→ Your instructions:
Among the records below, find each line that includes the string "Detected" and copy it.

··· Data supplied

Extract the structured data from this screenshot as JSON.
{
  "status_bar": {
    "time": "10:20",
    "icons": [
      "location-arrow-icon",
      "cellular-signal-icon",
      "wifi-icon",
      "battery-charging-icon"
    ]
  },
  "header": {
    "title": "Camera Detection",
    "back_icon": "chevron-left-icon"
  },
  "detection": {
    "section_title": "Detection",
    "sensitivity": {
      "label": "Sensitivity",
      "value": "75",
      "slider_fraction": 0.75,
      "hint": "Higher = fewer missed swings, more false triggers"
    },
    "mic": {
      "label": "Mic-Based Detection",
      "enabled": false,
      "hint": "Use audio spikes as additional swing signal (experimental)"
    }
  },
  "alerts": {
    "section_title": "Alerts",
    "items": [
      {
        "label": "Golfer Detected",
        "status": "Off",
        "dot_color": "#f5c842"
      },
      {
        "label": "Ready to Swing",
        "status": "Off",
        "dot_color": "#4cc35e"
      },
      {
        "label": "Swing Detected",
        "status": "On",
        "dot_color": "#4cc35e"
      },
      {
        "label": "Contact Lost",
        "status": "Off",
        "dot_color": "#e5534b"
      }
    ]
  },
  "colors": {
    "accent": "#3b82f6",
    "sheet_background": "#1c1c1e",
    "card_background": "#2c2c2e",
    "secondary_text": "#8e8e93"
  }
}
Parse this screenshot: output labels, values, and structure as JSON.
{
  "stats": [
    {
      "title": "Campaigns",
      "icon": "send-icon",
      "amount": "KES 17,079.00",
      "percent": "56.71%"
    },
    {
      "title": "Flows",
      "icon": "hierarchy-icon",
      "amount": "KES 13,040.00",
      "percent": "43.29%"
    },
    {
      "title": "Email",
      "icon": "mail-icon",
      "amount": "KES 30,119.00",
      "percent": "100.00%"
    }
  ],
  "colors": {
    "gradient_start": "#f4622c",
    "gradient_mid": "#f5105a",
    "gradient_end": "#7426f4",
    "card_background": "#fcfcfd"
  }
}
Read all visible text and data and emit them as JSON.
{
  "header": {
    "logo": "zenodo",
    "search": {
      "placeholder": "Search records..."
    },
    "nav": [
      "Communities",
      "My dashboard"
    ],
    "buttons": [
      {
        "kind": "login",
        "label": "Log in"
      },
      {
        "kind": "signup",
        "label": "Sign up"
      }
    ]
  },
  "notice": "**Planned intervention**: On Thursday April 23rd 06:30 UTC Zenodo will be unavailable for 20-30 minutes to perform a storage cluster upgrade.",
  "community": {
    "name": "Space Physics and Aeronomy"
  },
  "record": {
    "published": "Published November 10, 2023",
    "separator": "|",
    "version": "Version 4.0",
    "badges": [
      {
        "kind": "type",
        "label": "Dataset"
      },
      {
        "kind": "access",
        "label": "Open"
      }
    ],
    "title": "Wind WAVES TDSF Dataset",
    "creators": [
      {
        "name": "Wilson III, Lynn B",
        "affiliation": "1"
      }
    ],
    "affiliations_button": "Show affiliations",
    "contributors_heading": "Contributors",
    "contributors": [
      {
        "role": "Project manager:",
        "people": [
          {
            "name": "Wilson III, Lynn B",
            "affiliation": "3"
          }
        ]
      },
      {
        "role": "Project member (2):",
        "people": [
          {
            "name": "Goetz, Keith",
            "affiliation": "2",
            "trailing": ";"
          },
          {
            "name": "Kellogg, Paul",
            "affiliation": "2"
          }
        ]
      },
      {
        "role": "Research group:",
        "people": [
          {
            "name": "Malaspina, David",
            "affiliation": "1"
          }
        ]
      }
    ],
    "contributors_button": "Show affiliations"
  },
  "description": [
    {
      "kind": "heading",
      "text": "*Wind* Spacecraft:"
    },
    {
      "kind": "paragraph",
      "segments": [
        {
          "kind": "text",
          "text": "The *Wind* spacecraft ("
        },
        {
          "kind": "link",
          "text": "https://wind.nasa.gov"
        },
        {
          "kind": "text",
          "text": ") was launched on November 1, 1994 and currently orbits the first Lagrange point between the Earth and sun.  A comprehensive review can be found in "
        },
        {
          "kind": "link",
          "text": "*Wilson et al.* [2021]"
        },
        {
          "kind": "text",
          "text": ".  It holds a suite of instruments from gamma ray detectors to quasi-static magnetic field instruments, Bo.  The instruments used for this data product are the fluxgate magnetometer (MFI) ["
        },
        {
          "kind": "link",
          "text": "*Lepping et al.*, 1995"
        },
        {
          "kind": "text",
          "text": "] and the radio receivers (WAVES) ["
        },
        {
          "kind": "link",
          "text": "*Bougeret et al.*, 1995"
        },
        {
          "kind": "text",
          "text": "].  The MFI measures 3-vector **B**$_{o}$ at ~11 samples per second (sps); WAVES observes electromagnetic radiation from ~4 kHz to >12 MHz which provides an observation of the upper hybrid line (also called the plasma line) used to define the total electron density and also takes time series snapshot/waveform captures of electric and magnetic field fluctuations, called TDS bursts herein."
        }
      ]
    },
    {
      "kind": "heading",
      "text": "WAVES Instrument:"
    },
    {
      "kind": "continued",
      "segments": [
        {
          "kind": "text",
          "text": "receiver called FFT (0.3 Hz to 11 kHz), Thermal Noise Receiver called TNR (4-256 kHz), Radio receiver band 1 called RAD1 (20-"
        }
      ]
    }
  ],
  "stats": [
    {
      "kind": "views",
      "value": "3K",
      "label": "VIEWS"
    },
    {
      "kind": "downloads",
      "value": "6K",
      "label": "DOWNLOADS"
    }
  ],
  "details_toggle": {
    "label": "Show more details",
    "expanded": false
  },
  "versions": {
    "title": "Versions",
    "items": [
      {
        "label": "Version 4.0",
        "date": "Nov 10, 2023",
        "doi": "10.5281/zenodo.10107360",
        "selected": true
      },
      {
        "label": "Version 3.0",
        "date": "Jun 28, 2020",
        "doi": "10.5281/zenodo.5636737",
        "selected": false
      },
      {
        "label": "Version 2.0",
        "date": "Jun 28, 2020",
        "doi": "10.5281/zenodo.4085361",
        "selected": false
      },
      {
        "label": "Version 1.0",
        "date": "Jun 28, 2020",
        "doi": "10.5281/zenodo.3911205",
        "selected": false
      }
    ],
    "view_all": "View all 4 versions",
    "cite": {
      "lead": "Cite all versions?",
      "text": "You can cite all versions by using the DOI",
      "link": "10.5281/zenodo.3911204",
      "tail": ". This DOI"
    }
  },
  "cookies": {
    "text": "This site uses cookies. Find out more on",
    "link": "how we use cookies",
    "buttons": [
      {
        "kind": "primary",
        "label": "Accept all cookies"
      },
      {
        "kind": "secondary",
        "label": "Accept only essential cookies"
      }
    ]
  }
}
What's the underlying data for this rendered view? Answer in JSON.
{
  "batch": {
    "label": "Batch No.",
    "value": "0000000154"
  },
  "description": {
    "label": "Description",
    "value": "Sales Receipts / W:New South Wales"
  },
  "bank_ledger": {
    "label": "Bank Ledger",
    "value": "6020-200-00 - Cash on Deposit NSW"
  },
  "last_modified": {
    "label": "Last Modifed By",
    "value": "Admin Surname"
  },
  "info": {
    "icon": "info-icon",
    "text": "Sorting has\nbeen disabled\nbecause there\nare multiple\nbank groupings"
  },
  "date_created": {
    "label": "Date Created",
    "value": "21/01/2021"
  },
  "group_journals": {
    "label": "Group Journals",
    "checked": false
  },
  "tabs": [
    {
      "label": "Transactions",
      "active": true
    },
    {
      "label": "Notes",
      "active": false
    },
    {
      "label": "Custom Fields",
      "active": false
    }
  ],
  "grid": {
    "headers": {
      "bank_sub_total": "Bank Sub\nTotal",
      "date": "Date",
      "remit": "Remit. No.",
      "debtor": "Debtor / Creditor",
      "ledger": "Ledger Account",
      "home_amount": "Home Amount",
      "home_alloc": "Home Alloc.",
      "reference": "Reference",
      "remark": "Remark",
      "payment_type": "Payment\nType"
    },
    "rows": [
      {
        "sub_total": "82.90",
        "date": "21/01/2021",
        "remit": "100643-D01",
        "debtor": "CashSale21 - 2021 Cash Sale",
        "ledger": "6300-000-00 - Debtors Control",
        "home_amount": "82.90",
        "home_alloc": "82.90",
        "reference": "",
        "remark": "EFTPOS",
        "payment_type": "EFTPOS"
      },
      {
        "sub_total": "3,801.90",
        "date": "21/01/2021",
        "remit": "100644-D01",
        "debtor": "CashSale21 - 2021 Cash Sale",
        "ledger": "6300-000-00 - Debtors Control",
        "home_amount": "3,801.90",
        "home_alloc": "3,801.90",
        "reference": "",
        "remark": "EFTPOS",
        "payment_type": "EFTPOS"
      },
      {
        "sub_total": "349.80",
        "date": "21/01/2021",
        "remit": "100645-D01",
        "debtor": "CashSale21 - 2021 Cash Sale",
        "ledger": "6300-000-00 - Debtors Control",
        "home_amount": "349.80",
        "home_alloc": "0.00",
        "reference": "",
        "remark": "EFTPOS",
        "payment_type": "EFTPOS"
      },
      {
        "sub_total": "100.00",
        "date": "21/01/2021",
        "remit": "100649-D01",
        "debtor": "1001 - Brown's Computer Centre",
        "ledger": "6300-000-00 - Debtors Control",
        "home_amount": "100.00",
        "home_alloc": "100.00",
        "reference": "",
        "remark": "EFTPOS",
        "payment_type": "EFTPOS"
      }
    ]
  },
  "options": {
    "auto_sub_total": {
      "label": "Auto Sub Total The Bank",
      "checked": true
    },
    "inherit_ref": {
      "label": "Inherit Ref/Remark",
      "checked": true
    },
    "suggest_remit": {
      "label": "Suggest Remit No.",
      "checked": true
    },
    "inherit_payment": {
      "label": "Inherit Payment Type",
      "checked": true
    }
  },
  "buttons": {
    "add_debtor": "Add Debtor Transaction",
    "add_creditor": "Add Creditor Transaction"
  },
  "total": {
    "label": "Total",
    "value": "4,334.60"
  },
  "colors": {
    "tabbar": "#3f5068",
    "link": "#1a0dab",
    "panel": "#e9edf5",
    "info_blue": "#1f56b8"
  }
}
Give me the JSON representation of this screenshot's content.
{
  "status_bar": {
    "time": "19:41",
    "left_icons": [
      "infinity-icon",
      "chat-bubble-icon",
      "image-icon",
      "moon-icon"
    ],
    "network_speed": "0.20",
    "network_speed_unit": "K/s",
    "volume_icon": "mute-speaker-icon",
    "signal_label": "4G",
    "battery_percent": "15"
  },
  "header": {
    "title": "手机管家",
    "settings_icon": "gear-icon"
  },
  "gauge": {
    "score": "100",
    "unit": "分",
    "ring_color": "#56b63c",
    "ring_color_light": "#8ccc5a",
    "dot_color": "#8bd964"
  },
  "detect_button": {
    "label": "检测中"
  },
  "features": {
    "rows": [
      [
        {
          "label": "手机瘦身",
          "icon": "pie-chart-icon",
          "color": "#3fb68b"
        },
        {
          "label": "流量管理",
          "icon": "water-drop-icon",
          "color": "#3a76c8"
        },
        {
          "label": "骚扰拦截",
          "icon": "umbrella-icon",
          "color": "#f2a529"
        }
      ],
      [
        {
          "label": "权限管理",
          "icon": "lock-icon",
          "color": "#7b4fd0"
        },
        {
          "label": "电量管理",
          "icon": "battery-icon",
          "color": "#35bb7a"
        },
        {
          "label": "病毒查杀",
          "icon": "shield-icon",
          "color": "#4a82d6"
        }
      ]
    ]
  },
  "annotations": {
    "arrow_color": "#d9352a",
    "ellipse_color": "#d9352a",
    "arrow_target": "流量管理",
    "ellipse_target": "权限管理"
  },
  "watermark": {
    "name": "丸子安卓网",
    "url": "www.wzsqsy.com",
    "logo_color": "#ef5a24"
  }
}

······

→ Problem solution:
        "label": "Golfer Detected",
        "label": "Swing Detected",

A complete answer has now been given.